▶ [Task instructions]:
Gather all lines in the entries that include the word "text".

▶ [Task material]:
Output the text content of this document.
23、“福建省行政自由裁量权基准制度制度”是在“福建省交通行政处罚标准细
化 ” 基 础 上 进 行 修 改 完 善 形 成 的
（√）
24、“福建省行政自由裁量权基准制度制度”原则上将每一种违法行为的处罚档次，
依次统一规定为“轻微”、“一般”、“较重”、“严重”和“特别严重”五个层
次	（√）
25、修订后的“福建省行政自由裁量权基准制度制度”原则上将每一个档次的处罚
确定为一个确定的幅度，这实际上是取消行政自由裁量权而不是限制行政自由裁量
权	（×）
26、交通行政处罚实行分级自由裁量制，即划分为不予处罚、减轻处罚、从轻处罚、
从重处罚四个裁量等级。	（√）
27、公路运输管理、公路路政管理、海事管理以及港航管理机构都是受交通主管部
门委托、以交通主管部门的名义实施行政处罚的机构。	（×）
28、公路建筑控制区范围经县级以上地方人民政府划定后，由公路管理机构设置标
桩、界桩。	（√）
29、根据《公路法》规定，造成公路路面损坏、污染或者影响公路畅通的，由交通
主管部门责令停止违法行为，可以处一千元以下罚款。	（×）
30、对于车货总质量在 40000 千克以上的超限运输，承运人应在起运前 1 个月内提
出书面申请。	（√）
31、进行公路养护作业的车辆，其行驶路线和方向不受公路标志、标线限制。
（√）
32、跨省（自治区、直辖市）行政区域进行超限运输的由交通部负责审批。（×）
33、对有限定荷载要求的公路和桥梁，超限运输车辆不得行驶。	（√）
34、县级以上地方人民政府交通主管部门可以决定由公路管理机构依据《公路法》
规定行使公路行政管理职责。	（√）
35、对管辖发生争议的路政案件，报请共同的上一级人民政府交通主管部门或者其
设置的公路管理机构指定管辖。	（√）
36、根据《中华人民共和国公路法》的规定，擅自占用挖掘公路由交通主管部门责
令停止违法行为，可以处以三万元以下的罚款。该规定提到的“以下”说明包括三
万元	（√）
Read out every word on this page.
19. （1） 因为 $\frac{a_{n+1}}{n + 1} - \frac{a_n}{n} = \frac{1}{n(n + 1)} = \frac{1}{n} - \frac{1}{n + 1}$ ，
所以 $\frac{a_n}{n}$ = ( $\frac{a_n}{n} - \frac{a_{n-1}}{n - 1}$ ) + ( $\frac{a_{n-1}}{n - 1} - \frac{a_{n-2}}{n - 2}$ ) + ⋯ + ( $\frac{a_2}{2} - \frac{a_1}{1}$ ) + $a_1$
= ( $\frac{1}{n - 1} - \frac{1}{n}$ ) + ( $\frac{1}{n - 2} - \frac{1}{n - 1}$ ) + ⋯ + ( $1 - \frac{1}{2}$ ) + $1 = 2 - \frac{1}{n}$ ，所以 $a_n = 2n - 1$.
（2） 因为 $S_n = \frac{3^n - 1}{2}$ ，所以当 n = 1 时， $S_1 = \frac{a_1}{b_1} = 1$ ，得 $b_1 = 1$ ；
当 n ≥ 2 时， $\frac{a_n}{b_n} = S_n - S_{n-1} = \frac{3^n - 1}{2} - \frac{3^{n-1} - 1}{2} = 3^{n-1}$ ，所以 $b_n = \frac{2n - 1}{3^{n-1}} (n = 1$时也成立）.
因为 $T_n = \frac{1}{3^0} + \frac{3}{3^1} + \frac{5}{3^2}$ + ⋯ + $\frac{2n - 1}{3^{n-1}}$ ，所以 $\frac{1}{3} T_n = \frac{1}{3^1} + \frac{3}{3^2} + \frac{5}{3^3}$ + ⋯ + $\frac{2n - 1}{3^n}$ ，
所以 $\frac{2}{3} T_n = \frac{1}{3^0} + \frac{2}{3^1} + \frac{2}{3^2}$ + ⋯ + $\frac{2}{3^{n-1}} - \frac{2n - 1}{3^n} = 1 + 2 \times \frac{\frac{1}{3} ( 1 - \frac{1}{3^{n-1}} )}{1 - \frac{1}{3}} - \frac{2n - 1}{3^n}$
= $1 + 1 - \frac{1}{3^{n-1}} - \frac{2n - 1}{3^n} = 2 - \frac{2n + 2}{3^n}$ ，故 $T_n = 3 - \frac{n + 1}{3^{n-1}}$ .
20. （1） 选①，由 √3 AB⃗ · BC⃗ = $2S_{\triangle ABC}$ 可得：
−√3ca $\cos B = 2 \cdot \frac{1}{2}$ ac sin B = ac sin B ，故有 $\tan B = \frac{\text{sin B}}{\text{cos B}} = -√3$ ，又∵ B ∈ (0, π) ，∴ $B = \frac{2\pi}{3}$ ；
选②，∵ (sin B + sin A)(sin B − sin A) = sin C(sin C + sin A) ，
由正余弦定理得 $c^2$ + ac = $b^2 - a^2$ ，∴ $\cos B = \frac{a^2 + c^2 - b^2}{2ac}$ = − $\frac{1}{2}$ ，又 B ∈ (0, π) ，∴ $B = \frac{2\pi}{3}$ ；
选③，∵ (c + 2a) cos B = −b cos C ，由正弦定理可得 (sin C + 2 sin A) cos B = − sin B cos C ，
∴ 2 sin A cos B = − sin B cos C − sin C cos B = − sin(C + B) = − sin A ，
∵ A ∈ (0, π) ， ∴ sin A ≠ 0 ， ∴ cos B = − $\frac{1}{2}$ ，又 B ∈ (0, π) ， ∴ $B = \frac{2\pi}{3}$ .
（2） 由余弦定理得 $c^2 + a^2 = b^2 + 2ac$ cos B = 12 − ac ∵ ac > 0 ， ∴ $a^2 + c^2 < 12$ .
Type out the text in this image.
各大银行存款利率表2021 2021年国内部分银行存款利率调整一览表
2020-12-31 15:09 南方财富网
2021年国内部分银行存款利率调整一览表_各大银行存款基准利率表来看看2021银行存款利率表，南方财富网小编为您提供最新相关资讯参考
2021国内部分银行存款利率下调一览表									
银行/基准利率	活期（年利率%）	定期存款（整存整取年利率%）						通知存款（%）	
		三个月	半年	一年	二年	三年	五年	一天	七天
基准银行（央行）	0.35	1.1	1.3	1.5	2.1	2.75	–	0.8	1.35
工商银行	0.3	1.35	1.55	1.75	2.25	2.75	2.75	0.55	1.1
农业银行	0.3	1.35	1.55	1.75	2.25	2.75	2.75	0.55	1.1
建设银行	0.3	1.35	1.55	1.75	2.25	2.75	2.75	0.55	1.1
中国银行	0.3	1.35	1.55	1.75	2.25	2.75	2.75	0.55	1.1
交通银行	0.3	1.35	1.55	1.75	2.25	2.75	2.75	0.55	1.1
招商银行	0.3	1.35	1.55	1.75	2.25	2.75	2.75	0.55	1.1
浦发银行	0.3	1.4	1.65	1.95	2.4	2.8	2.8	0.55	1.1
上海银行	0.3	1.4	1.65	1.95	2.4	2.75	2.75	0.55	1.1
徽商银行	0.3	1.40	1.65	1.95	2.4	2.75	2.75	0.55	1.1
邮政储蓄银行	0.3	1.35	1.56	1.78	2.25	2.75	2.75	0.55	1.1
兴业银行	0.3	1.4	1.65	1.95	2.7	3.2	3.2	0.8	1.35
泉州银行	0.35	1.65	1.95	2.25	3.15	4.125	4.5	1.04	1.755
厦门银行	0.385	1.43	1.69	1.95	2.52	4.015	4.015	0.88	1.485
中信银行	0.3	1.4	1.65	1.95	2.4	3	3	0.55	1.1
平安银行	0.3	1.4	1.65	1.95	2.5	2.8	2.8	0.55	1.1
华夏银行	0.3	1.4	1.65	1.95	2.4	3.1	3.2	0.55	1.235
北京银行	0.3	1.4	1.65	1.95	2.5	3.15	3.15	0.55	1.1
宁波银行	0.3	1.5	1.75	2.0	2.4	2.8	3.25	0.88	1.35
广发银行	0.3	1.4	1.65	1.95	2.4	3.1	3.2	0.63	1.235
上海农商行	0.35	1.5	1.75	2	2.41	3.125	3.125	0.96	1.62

▶ [Full answer]:
Output the text content of this document.
−√3ca $\cos B = 2 \cdot \frac{1}{2}$ ac sin B = ac sin B ，故有 $\tan B = \frac{\text{sin B}}{\text{cos B}} = -√3$ ，又∵ B ∈ (0, π) ，∴ $B = \frac{2\pi}{3}$ ；
Type out the text in this image.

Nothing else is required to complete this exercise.